• AIM: Look through the data below. Collect every line where the word "spec" occurs.

[Records]
● ● ● ● ● ● ●

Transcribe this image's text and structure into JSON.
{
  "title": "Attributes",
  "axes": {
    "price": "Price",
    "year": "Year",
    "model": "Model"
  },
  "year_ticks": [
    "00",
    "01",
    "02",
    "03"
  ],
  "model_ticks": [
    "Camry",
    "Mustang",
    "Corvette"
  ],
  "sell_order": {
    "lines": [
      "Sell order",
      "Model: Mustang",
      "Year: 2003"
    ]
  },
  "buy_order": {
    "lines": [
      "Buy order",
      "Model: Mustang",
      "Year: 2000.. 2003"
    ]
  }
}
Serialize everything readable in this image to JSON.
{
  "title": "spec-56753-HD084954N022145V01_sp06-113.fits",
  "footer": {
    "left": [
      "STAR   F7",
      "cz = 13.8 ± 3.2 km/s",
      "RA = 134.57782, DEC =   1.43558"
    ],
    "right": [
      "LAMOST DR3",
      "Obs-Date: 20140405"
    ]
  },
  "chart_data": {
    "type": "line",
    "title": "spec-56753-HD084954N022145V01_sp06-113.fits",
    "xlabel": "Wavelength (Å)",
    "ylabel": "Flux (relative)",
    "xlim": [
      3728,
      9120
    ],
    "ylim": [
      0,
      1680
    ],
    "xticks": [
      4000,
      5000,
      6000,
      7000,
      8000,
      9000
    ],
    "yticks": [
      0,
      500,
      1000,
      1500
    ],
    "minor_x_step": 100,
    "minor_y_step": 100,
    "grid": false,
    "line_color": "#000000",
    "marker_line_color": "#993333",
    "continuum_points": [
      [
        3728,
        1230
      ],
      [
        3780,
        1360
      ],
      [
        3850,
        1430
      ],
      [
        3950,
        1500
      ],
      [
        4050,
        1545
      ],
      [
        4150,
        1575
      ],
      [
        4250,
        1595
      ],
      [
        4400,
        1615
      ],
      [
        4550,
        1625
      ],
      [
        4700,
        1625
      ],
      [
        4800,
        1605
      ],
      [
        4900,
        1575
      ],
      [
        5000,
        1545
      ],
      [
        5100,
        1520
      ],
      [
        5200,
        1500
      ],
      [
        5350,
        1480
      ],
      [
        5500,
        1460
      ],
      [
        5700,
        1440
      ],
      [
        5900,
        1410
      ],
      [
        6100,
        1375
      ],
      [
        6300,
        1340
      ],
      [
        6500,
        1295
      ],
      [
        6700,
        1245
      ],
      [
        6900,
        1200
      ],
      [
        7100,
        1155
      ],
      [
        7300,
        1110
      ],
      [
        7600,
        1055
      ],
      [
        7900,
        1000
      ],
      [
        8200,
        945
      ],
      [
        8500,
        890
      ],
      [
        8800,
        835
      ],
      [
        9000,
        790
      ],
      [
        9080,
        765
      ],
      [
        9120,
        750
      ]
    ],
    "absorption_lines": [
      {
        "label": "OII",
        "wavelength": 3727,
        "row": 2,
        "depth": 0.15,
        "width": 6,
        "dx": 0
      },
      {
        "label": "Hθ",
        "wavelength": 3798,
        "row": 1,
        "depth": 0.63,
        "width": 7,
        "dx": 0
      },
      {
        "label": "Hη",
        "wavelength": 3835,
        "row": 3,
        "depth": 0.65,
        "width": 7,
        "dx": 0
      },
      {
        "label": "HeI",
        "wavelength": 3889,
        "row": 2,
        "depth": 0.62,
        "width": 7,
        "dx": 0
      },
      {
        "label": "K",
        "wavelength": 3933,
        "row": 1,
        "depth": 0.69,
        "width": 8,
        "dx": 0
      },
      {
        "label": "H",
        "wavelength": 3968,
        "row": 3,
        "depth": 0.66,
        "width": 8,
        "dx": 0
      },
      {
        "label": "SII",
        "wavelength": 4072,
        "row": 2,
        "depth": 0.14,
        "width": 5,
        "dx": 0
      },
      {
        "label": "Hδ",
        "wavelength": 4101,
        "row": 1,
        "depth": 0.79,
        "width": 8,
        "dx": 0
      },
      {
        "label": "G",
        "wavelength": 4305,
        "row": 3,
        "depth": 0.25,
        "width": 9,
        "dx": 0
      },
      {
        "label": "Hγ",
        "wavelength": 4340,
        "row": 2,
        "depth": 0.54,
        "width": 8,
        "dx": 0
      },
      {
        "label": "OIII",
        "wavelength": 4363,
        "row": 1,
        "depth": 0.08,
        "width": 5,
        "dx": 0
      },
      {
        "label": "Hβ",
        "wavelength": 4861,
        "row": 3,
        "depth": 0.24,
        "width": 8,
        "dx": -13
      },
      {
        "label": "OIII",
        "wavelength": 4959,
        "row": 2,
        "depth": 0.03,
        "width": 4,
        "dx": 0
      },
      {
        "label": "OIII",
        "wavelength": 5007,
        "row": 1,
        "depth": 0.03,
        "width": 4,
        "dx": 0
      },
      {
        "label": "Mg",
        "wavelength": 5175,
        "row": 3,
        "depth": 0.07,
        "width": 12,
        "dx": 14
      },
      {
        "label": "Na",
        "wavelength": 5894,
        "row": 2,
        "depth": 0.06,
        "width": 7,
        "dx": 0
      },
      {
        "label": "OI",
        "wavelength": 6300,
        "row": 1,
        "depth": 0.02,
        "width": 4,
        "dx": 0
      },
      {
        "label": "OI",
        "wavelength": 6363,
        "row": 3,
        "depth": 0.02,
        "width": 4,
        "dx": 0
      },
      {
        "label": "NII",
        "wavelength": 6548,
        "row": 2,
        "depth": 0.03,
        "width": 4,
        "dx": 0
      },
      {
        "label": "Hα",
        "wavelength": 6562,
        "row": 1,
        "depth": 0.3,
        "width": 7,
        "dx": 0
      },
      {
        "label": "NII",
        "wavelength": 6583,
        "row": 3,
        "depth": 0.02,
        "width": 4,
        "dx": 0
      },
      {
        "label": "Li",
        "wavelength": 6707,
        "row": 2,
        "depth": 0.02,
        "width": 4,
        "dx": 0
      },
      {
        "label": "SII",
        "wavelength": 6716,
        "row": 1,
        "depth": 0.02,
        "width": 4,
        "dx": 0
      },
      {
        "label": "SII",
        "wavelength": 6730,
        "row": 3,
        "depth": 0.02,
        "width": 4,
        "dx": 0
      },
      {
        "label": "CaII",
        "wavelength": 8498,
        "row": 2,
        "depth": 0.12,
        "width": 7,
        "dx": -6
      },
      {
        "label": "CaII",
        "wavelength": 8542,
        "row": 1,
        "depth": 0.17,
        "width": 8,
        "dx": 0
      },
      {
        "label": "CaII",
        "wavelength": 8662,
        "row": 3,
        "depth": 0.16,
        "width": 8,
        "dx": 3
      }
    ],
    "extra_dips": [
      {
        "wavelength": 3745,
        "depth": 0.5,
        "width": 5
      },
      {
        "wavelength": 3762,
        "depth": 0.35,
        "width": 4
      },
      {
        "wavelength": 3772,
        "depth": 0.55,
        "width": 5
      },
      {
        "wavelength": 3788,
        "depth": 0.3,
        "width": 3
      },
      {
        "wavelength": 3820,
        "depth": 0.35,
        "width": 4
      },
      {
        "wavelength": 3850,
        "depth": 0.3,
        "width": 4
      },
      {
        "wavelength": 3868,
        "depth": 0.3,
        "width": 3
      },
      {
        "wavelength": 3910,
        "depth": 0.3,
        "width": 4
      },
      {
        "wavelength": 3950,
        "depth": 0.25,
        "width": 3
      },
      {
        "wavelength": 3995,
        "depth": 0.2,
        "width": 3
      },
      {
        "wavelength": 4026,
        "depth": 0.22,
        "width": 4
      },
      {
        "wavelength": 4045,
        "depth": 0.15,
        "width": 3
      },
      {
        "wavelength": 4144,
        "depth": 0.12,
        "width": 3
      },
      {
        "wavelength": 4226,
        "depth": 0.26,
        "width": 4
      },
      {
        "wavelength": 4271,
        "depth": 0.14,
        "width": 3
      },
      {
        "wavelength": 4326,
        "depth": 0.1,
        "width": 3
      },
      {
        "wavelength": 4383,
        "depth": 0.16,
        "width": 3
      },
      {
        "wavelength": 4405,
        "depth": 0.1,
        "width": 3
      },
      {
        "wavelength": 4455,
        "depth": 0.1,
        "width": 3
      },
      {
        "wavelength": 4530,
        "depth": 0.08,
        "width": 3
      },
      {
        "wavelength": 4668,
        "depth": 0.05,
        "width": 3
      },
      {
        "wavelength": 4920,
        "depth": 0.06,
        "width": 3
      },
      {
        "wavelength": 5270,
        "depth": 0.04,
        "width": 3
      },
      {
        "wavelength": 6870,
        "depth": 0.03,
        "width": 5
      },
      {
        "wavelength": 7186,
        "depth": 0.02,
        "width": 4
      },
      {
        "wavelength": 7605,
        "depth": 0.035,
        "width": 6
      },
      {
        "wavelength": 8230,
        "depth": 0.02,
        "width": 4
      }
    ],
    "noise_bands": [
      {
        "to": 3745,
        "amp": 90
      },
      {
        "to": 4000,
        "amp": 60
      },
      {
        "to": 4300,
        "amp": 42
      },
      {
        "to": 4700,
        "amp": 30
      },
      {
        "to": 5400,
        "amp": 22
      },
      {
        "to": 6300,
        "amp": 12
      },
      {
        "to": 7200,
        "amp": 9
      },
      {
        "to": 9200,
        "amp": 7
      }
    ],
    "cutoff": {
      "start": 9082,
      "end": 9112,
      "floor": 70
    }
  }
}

● ● ● ● ● ● ●

• EXERCISE SOLUTION:
  "title": "spec-56753-HD084954N022145V01_sp06-113.fits",
    "title": "spec-56753-HD084954N022145V01_sp06-113.fits",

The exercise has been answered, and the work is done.